→ **EXERCISE DESCRIPTION**:
Restate the records below word for word.

→ **EXERCISE MATERIAL**:
^^^^

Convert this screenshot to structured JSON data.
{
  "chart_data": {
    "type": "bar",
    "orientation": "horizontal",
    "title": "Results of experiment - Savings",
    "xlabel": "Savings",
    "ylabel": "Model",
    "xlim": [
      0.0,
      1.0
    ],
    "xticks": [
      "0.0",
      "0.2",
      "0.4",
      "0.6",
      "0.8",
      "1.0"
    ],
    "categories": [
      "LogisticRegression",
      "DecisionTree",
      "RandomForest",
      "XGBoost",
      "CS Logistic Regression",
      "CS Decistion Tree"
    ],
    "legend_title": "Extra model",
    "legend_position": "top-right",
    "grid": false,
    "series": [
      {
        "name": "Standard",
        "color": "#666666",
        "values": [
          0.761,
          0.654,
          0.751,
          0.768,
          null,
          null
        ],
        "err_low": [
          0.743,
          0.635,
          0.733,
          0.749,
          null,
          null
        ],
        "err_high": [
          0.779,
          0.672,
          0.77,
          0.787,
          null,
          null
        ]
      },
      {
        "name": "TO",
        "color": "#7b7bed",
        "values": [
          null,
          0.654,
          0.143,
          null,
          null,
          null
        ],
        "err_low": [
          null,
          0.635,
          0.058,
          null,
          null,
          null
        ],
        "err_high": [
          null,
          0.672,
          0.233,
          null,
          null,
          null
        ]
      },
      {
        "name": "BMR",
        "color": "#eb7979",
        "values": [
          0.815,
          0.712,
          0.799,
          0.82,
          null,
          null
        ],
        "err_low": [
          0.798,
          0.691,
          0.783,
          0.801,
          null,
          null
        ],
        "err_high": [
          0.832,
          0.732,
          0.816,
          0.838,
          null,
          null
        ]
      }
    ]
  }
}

^^^^

→ **FULL ANSWER**:
Convert this screenshot to structured JSON data.
{
  "chart_data": {
    "type": "bar",
    "orientation": "horizontal",
    "title": "Results of experiment - Savings",
    "xlabel": "Savings",
    "ylabel": "Model",
    "xlim": [
      0.0,
      1.0
    ],
    "xticks": [
      "0.0",
      "0.2",
      "0.4",
      "0.6",
      "0.8",
      "1.0"
    ],
    "categories": [
      "LogisticRegression",
      "DecisionTree",
      "RandomForest",
      "XGBoost",
      "CS Logistic Regression",
      "CS Decistion Tree"
    ],
    "legend_title": "Extra model",
    "legend_position": "top-right",
    "grid": false,
    "series": [
      {
        "name": "Standard",
        "color": "#666666",
        "values": [
          0.761,
          0.654,
          0.751,
          0.768,
          null,
          null
        ],
        "err_low": [
          0.743,
          0.635,
          0.733,
          0.749,
          null,
          null
        ],
        "err_high": [
          0.779,
          0.672,
          0.77,
          0.787,
          null,
          null
        ]
      },
      {
        "name": "TO",
        "color": "#7b7bed",
        "values": [
          null,
          0.654,
          0.143,
          null,
          null,
          null
        ],
        "err_low": [
          null,
          0.635,
          0.058,
          null,
          null,
          null
        ],
        "err_high": [
          null,
          0.672,
          0.233,
          null,
          null,
          null
        ]
      },
      {
        "name": "BMR",
        "color": "#eb7979",
        "values": [
          0.815,
          0.712,
          0.799,
          0.82,
          null,
          null
        ],
        "err_low": [
          0.798,
          0.691,
          0.783,
          0.801,
          null,
          null
        ],
        "err_high": [
          0.832,
          0.732,
          0.816,
          0.838,
          null,
          null
        ]
      }
    ]
  }
}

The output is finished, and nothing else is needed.